Collected data

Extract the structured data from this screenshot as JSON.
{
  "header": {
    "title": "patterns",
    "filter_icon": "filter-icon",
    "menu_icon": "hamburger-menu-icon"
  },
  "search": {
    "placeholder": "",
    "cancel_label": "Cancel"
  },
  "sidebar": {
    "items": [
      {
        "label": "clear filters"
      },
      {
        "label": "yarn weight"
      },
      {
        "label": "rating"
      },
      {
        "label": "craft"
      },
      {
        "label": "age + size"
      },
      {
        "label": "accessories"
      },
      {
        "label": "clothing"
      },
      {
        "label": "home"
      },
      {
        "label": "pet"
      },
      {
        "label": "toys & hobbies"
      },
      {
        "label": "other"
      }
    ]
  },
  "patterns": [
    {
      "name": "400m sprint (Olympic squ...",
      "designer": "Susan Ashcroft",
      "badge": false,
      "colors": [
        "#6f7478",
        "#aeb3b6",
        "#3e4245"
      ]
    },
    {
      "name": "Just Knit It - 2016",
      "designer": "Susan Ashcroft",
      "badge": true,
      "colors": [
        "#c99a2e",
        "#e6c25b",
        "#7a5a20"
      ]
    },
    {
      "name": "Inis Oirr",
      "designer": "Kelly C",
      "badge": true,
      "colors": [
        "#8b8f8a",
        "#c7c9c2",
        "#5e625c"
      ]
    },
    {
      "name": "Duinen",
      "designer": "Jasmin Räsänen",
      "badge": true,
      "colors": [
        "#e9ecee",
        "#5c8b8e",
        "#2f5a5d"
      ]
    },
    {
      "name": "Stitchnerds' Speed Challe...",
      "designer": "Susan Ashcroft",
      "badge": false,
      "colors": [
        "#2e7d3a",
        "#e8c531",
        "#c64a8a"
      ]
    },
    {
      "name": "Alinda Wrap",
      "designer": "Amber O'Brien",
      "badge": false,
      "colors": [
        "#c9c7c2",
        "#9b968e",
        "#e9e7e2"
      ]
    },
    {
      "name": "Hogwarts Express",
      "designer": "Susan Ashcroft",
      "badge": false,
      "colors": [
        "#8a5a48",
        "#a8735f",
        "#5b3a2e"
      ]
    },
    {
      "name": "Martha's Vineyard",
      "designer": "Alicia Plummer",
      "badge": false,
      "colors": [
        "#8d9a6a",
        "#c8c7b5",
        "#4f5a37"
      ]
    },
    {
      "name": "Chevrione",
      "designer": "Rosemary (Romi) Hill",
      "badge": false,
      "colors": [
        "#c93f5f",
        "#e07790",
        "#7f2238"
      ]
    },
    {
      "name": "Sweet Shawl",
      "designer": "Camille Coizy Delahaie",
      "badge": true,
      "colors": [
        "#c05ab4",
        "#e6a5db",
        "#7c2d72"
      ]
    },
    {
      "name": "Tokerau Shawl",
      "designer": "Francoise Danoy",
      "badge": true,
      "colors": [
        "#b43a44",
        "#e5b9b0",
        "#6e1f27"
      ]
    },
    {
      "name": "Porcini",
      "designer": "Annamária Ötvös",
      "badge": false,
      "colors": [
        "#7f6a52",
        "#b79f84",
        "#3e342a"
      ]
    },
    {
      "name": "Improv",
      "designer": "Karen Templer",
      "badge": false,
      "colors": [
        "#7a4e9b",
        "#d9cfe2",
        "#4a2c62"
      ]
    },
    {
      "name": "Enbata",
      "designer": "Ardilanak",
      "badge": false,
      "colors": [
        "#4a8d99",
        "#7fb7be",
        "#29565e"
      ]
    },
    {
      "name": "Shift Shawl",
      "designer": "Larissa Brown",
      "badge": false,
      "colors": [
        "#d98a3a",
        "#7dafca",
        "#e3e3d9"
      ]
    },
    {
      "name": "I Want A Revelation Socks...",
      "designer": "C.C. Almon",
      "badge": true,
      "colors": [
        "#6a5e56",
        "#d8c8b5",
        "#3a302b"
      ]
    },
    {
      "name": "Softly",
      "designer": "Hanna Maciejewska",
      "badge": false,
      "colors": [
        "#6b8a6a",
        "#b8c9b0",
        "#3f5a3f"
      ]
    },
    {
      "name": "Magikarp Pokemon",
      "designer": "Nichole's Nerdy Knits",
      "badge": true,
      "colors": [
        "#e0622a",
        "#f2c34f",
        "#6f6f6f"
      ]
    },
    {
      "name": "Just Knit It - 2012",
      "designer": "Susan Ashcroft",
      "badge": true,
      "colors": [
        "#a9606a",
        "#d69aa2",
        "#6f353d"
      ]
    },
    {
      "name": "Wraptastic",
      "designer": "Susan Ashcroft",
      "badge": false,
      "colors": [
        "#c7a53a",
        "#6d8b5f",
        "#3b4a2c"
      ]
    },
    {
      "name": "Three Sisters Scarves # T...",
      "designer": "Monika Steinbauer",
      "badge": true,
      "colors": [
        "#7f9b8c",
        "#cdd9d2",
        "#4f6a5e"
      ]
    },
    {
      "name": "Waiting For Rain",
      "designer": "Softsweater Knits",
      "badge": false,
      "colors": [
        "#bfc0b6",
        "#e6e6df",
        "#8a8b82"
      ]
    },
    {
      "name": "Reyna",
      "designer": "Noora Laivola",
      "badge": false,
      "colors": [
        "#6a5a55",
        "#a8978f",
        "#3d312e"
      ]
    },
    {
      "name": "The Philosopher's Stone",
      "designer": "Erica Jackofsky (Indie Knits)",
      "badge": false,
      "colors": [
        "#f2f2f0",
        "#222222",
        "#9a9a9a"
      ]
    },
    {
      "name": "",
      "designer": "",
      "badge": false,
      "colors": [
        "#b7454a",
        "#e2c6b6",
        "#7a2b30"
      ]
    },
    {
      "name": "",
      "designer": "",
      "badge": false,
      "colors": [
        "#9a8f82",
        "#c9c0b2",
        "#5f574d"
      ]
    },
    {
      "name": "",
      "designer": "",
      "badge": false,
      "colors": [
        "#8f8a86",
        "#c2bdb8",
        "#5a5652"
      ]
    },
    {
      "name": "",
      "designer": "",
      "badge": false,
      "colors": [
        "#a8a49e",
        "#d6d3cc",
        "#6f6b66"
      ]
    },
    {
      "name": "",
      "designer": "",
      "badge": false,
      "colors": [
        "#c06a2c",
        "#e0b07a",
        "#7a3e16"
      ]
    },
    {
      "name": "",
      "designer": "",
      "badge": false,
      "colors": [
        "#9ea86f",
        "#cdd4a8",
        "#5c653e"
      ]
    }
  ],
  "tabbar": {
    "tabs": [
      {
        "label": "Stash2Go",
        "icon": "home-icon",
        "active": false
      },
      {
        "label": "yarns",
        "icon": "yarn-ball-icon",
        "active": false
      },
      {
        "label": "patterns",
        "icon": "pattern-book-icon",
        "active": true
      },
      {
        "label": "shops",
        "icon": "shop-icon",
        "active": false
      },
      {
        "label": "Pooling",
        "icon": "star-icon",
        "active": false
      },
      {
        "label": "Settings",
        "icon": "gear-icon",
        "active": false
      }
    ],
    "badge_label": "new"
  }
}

Short exercise »
Show the lines of the material that contain the word "Knits".

Answer to this task »
      "designer": "Nichole's Nerdy Knits",
      "designer": "Softsweater Knits",
      "designer": "Erica Jackofsky (Indie Knits)",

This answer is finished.